[Entries from a dataset]
::::
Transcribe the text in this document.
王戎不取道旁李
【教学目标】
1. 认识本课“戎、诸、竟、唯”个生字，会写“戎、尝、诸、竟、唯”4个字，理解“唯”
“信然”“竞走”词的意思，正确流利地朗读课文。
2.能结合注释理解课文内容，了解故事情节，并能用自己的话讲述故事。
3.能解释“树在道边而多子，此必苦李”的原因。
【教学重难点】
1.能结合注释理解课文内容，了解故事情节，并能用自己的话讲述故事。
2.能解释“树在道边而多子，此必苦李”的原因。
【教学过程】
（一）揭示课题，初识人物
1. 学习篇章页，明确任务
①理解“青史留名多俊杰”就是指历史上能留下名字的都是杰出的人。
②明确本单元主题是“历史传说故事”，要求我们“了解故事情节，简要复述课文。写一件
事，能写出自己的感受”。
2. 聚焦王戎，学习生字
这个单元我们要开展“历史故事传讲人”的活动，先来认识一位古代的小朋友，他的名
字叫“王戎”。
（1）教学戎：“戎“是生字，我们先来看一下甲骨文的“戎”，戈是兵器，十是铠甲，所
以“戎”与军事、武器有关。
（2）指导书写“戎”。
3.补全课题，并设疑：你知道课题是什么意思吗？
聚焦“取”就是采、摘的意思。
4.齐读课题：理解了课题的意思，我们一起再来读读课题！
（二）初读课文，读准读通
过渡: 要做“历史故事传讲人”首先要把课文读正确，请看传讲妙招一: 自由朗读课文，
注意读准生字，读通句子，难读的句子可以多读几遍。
::::
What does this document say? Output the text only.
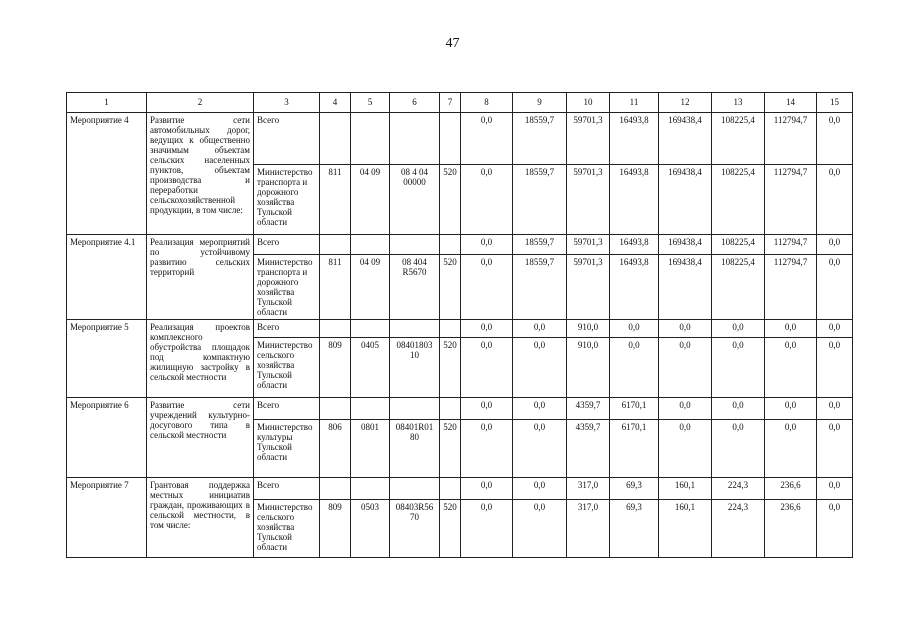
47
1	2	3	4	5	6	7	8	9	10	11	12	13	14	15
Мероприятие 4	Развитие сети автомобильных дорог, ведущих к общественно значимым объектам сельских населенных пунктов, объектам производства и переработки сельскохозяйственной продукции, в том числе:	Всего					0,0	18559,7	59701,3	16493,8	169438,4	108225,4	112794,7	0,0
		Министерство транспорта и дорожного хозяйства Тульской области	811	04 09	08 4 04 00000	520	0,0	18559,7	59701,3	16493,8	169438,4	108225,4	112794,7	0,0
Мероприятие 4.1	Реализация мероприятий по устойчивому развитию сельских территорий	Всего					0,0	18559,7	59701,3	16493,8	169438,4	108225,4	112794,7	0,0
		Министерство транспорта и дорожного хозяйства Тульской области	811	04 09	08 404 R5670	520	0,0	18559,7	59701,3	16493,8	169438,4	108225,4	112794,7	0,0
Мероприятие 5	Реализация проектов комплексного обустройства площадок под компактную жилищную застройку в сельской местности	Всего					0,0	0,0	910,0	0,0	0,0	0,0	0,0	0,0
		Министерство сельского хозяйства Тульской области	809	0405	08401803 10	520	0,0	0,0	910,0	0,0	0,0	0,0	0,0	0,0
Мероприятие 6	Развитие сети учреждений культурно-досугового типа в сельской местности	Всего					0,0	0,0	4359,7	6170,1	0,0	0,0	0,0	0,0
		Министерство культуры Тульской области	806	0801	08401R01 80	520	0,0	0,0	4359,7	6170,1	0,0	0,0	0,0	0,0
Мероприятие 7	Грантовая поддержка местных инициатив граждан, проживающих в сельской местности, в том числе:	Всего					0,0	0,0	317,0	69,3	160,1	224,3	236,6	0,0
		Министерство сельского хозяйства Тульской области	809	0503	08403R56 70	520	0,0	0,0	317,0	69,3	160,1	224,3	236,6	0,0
::::
■ Problem requirements
From the entries above, select each line containing the string "document".

■ Response to the task
Transcribe the text in this document.
What does this document say? Output the text only.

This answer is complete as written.